## [Instruction]
Reproduce every line of the records below word for word, with nothing changed or left out.

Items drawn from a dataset
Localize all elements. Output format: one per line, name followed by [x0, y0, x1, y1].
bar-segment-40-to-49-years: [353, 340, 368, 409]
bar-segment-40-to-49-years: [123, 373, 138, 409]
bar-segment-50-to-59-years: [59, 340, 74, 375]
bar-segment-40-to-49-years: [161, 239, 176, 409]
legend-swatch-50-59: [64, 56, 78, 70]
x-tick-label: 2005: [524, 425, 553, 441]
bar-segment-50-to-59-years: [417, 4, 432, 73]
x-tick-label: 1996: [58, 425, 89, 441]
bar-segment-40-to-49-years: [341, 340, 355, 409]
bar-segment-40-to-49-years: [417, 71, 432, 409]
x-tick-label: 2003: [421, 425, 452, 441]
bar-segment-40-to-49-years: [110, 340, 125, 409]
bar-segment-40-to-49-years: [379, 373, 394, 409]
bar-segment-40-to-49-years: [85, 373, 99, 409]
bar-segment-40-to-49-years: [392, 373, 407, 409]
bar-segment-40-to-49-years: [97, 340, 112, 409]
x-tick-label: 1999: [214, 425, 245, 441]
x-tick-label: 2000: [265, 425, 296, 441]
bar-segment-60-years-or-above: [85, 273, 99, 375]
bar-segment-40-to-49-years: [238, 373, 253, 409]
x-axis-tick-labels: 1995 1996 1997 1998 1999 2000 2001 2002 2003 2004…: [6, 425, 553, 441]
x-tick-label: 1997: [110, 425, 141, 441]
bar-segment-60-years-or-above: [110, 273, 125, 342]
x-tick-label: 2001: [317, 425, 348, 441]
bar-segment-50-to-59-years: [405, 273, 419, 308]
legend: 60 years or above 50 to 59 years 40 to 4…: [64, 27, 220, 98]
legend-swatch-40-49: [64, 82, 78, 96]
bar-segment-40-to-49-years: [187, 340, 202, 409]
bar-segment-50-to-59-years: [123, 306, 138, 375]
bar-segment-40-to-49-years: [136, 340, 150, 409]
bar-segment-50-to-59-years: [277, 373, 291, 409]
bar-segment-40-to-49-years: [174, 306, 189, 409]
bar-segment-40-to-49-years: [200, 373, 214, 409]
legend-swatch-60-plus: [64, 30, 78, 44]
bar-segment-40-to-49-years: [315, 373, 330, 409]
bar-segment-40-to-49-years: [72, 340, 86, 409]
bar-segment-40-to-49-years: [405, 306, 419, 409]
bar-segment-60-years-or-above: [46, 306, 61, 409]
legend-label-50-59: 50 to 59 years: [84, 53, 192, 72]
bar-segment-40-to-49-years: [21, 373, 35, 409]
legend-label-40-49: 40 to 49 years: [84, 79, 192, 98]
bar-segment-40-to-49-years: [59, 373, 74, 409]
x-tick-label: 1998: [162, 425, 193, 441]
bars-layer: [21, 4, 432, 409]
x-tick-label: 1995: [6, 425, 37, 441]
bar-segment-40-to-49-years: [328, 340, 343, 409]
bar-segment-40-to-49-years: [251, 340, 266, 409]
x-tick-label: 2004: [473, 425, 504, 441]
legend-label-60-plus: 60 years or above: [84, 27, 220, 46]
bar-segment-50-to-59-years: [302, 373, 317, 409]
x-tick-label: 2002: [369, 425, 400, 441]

## [Answer to this task]
Localize all elements. Output format: one per line, name followed by [x0, y0, x1, y1].
bar-segment-40-to-49-years: [353, 340, 368, 409]
bar-segment-40-to-49-years: [123, 373, 138, 409]
bar-segment-50-to-59-years: [59, 340, 74, 375]
bar-segment-40-to-49-years: [161, 239, 176, 409]
legend-swatch-50-59: [64, 56, 78, 70]
x-tick-label: 2005: [524, 425, 553, 441]
bar-segment-50-to-59-years: [417, 4, 432, 73]
x-tick-label: 1996: [58, 425, 89, 441]
bar-segment-40-to-49-years: [341, 340, 355, 409]
bar-segment-40-to-49-years: [417, 71, 432, 409]
x-tick-label: 2003: [421, 425, 452, 441]
bar-segment-40-to-49-years: [110, 340, 125, 409]
bar-segment-40-to-49-years: [379, 373, 394, 409]
bar-segment-40-to-49-years: [85, 373, 99, 409]
bar-segment-40-to-49-years: [392, 373, 407, 409]
bar-segment-40-to-49-years: [97, 340, 112, 409]
x-tick-label: 1999: [214, 425, 245, 441]
x-tick-label: 2000: [265, 425, 296, 441]
bar-segment-60-years-or-above: [85, 273, 99, 375]
bar-segment-40-to-49-years: [238, 373, 253, 409]
x-axis-tick-labels: 1995 1996 1997 1998 1999 2000 2001 2002 2003 2004…: [6, 425, 553, 441]
x-tick-label: 1997: [110, 425, 141, 441]
bar-segment-60-years-or-above: [110, 273, 125, 342]
x-tick-label: 2001: [317, 425, 348, 441]
bar-segment-50-to-59-years: [405, 273, 419, 308]
legend: 60 years or above 50 to 59 years 40 to 4…: [64, 27, 220, 98]
legend-swatch-40-49: [64, 82, 78, 96]
bar-segment-40-to-49-years: [187, 340, 202, 409]
bar-segment-50-to-59-years: [123, 306, 138, 375]
bar-segment-40-to-49-years: [136, 340, 150, 409]
bar-segment-50-to-59-years: [277, 373, 291, 409]
bar-segment-40-to-49-years: [174, 306, 189, 409]
bar-segment-40-to-49-years: [200, 373, 214, 409]
legend-swatch-60-plus: [64, 30, 78, 44]
bar-segment-40-to-49-years: [315, 373, 330, 409]
bar-segment-40-to-49-years: [72, 340, 86, 409]
bar-segment-40-to-49-years: [405, 306, 419, 409]
bar-segment-60-years-or-above: [46, 306, 61, 409]
legend-label-50-59: 50 to 59 years: [84, 53, 192, 72]
bar-segment-40-to-49-years: [21, 373, 35, 409]
legend-label-40-49: 40 to 49 years: [84, 79, 192, 98]
bar-segment-40-to-49-years: [59, 373, 74, 409]
x-tick-label: 1998: [162, 425, 193, 441]
bars-layer: [21, 4, 432, 409]
x-tick-label: 1995: [6, 425, 37, 441]
bar-segment-40-to-49-years: [328, 340, 343, 409]
bar-segment-40-to-49-years: [251, 340, 266, 409]
x-tick-label: 2004: [473, 425, 504, 441]
legend-label-60-plus: 60 years or above: [84, 27, 220, 46]
bar-segment-50-to-59-years: [302, 373, 317, 409]
x-tick-label: 2002: [369, 425, 400, 441]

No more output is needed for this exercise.